Your task:
Pull out from the material below all lines with "Preferences".

[Data listing]
----

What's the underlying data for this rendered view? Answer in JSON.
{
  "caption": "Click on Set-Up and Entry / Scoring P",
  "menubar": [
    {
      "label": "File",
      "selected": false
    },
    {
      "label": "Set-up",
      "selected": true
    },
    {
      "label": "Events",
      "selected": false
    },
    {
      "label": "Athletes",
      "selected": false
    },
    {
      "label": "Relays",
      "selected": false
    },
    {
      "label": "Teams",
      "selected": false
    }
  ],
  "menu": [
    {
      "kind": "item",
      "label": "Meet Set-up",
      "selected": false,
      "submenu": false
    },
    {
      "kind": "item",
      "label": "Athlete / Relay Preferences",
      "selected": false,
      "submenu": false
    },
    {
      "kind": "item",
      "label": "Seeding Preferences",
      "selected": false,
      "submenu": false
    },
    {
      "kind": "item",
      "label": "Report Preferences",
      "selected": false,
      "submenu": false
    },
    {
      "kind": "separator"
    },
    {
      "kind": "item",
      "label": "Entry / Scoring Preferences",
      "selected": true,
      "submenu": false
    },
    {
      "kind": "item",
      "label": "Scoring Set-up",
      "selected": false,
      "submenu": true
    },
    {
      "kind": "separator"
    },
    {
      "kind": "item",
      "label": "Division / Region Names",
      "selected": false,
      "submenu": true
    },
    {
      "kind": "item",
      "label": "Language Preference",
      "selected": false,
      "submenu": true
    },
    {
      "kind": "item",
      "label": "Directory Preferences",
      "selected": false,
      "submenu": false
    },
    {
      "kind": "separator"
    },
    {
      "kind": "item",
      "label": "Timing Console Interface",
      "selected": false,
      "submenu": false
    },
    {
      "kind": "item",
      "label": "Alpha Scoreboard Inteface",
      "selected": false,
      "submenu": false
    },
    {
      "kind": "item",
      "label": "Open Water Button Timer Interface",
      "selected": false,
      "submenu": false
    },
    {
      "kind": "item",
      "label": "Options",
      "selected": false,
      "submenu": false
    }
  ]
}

----

Reply:
      "label": "Athlete / Relay Preferences",
      "label": "Seeding Preferences",
      "label": "Report Preferences",
      "label": "Entry / Scoring Preferences",
      "label": "Directory Preferences",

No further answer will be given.